**The task**
Would you set down every entry shown below, precisely as written?

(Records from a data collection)

━━━━━━━━

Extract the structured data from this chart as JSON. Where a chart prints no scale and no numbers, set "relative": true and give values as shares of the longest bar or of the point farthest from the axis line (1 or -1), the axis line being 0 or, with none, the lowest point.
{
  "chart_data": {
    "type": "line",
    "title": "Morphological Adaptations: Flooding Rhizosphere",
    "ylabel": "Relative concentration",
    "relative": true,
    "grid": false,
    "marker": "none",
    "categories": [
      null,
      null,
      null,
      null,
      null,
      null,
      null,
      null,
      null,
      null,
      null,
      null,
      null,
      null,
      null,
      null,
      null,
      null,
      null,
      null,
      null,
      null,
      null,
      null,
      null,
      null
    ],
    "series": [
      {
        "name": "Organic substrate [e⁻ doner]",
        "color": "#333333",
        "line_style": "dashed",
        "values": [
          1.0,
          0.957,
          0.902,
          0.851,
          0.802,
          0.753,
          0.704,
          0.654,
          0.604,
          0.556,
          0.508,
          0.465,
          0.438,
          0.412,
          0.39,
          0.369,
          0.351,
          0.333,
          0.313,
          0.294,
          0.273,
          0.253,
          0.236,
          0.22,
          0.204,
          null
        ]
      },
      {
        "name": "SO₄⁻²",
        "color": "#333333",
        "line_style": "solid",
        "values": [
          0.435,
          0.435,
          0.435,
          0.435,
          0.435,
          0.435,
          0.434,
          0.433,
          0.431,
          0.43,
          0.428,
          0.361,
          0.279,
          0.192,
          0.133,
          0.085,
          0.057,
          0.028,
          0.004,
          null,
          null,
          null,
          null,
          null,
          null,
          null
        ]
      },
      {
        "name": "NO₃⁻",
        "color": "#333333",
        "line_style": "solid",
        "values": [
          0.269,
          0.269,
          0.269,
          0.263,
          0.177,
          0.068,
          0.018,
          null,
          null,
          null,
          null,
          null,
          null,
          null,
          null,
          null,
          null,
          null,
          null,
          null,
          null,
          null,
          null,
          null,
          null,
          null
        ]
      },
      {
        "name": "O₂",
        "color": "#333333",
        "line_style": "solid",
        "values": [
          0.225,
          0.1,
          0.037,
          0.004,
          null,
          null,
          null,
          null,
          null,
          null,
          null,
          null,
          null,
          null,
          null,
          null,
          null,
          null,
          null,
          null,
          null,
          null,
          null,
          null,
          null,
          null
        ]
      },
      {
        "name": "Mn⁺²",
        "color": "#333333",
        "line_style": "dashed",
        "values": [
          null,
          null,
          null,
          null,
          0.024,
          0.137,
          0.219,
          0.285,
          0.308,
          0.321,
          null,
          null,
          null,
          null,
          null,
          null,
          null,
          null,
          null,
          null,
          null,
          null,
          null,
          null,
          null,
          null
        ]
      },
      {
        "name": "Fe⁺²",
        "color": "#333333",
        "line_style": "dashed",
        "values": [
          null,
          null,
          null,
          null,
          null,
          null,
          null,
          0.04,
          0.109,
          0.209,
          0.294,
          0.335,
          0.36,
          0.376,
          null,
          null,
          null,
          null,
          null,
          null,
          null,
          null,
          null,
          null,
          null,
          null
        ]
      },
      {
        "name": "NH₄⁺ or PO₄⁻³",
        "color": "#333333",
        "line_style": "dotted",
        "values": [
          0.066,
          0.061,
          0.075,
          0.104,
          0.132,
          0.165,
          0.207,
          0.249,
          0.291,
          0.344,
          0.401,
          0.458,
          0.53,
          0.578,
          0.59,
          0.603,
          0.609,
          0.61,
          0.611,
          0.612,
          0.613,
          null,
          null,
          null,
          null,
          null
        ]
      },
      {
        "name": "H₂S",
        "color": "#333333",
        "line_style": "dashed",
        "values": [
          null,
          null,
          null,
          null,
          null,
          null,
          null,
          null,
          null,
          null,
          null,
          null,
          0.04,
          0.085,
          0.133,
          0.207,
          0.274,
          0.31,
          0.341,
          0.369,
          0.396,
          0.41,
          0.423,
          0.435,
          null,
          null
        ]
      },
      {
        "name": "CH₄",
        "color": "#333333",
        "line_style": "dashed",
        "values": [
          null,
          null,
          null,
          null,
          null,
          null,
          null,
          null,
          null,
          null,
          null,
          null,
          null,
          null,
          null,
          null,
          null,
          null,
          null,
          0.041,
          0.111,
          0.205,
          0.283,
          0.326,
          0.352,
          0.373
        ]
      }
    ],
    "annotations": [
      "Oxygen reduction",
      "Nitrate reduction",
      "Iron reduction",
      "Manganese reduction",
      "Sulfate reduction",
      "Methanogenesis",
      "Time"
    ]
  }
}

━━━━━━━━

**The completed task**
Extract the structured data from this chart as JSON. Where a chart prints no scale and no numbers, set "relative": true and give values as shares of the longest bar or of the point farthest from the axis line (1 or -1), the axis line being 0 or, with none, the lowest point.
{
  "chart_data": {
    "type": "line",
    "title": "Morphological Adaptations: Flooding Rhizosphere",
    "ylabel": "Relative concentration",
    "relative": true,
    "grid": false,
    "marker": "none",
    "categories": [
      null,
      null,
      null,
      null,
      null,
      null,
      null,
      null,
      null,
      null,
      null,
      null,
      null,
      null,
      null,
      null,
      null,
      null,
      null,
      null,
      null,
      null,
      null,
      null,
      null,
      null
    ],
    "series": [
      {
        "name": "Organic substrate [e⁻ doner]",
        "color": "#333333",
        "line_style": "dashed",
        "values": [
          1.0,
          0.957,
          0.902,
          0.851,
          0.802,
          0.753,
          0.704,
          0.654,
          0.604,
          0.556,
          0.508,
          0.465,
          0.438,
          0.412,
          0.39,
          0.369,
          0.351,
          0.333,
          0.313,
          0.294,
          0.273,
          0.253,
          0.236,
          0.22,
          0.204,
          null
        ]
      },
      {
        "name": "SO₄⁻²",
        "color": "#333333",
        "line_style": "solid",
        "values": [
          0.435,
          0.435,
          0.435,
          0.435,
          0.435,
          0.435,
          0.434,
          0.433,
          0.431,
          0.43,
          0.428,
          0.361,
          0.279,
          0.192,
          0.133,
          0.085,
          0.057,
          0.028,
          0.004,
          null,
          null,
          null,
          null,
          null,
          null,
          null
        ]
      },
      {
        "name": "NO₃⁻",
        "color": "#333333",
        "line_style": "solid",
        "values": [
          0.269,
          0.269,
          0.269,
          0.263,
          0.177,
          0.068,
          0.018,
          null,
          null,
          null,
          null,
          null,
          null,
          null,
          null,
          null,
          null,
          null,
          null,
          null,
          null,
          null,
          null,
          null,
          null,
          null
        ]
      },
      {
        "name": "O₂",
        "color": "#333333",
        "line_style": "solid",
        "values": [
          0.225,
          0.1,
          0.037,
          0.004,
          null,
          null,
          null,
          null,
          null,
          null,
          null,
          null,
          null,
          null,
          null,
          null,
          null,
          null,
          null,
          null,
          null,
          null,
          null,
          null,
          null,
          null
        ]
      },
      {
        "name": "Mn⁺²",
        "color": "#333333",
        "line_style": "dashed",
        "values": [
          null,
          null,
          null,
          null,
          0.024,
          0.137,
          0.219,
          0.285,
          0.308,
          0.321,
          null,
          null,
          null,
          null,
          null,
          null,
          null,
          null,
          null,
          null,
          null,
          null,
          null,
          null,
          null,
          null
        ]
      },
      {
        "name": "Fe⁺²",
        "color": "#333333",
        "line_style": "dashed",
        "values": [
          null,
          null,
          null,
          null,
          null,
          null,
          null,
          0.04,
          0.109,
          0.209,
          0.294,
          0.335,
          0.36,
          0.376,
          null,
          null,
          null,
          null,
          null,
          null,
          null,
          null,
          null,
          null,
          null,
          null
        ]
      },
      {
        "name": "NH₄⁺ or PO₄⁻³",
        "color": "#333333",
        "line_style": "dotted",
        "values": [
          0.066,
          0.061,
          0.075,
          0.104,
          0.132,
          0.165,
          0.207,
          0.249,
          0.291,
          0.344,
          0.401,
          0.458,
          0.53,
          0.578,
          0.59,
          0.603,
          0.609,
          0.61,
          0.611,
          0.612,
          0.613,
          null,
          null,
          null,
          null,
          null
        ]
      },
      {
        "name": "H₂S",
        "color": "#333333",
        "line_style": "dashed",
        "values": [
          null,
          null,
          null,
          null,
          null,
          null,
          null,
          null,
          null,
          null,
          null,
          null,
          0.04,
          0.085,
          0.133,
          0.207,
          0.274,
          0.31,
          0.341,
          0.369,
          0.396,
          0.41,
          0.423,
          0.435,
          null,
          null
        ]
      },
      {
        "name": "CH₄",
        "color": "#333333",
        "line_style": "dashed",
        "values": [
          null,
          null,
          null,
          null,
          null,
          null,
          null,
          null,
          null,
          null,
          null,
          null,
          null,
          null,
          null,
          null,
          null,
          null,
          null,
          0.041,
          0.111,
          0.205,
          0.283,
          0.326,
          0.352,
          0.373
        ]
      }
    ],
    "annotations": [
      "Oxygen reduction",
      "Nitrate reduction",
      "Iron reduction",
      "Manganese reduction",
      "Sulfate reduction",
      "Methanogenesis",
      "Time"
    ]
  }
}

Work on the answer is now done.